:: Task data

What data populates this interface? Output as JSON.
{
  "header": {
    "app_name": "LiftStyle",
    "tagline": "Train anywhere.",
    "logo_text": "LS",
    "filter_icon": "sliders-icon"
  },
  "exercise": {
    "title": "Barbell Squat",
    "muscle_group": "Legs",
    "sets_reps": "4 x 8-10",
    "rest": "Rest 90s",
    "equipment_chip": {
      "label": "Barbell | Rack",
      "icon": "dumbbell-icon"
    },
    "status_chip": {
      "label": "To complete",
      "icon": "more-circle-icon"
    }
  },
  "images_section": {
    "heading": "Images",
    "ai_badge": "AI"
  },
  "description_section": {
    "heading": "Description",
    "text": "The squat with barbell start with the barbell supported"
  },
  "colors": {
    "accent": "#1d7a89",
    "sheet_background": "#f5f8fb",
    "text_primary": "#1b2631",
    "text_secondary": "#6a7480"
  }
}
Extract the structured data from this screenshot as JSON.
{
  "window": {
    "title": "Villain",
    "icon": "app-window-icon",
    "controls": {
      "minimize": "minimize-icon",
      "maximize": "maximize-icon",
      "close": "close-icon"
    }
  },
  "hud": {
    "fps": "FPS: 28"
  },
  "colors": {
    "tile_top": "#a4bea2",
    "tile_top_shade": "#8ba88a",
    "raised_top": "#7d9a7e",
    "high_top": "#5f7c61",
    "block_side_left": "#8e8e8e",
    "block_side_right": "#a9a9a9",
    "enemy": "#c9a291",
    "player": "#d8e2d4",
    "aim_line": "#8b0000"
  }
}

::::

What you need to do:
Extract the full listing and reproduce each line exactly.

Answer to this exercise:
What data populates this interface? Output as JSON.
{
  "header": {
    "app_name": "LiftStyle",
    "tagline": "Train anywhere.",
    "logo_text": "LS",
    "filter_icon": "sliders-icon"
  },
  "exercise": {
    "title": "Barbell Squat",
    "muscle_group": "Legs",
    "sets_reps": "4 x 8-10",
    "rest": "Rest 90s",
    "equipment_chip": {
      "label": "Barbell | Rack",
      "icon": "dumbbell-icon"
    },
    "status_chip": {
      "label": "To complete",
      "icon": "more-circle-icon"
    }
  },
  "images_section": {
    "heading": "Images",
    "ai_badge": "AI"
  },
  "description_section": {
    "heading": "Description",
    "text": "The squat with barbell start with the barbell supported"
  },
  "colors": {
    "accent": "#1d7a89",
    "sheet_background": "#f5f8fb",
    "text_primary": "#1b2631",
    "text_secondary": "#6a7480"
  }
}
Extract the structured data from this screenshot as JSON.
{
  "window": {
    "title": "Villain",
    "icon": "app-window-icon",
    "controls": {
      "minimize": "minimize-icon",
      "maximize": "maximize-icon",
      "close": "close-icon"
    }
  },
  "hud": {
    "fps": "FPS: 28"
  },
  "colors": {
    "tile_top": "#a4bea2",
    "tile_top_shade": "#8ba88a",
    "raised_top": "#7d9a7e",
    "high_top": "#5f7c61",
    "block_side_left": "#8e8e8e",
    "block_side_right": "#a9a9a9",
    "enemy": "#c9a291",
    "player": "#d8e2d4",
    "aim_line": "#8b0000"
  }
}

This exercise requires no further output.